[start of DATA FOR PROCESSING]

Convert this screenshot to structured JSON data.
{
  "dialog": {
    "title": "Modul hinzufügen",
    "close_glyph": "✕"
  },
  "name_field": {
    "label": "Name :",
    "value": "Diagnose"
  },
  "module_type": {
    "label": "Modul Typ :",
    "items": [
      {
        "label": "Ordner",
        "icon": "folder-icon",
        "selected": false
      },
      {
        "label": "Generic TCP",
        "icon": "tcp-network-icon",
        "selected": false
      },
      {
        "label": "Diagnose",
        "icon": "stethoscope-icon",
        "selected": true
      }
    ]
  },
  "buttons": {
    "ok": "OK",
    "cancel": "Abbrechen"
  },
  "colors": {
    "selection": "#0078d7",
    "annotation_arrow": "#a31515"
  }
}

[end of DATA FOR PROCESSING]

■ **EXERCISE BRIEF**
Please restate the records in full, word for word.

■ **SOLUTION TO THIS PROBLEM**
Convert this screenshot to structured JSON data.
{
  "dialog": {
    "title": "Modul hinzufügen",
    "close_glyph": "✕"
  },
  "name_field": {
    "label": "Name :",
    "value": "Diagnose"
  },
  "module_type": {
    "label": "Modul Typ :",
    "items": [
      {
        "label": "Ordner",
        "icon": "folder-icon",
        "selected": false
      },
      {
        "label": "Generic TCP",
        "icon": "tcp-network-icon",
        "selected": false
      },
      {
        "label": "Diagnose",
        "icon": "stethoscope-icon",
        "selected": true
      }
    ]
  },
  "buttons": {
    "ok": "OK",
    "cancel": "Abbrechen"
  },
  "colors": {
    "selection": "#0078d7",
    "annotation_arrow": "#a31515"
  }
}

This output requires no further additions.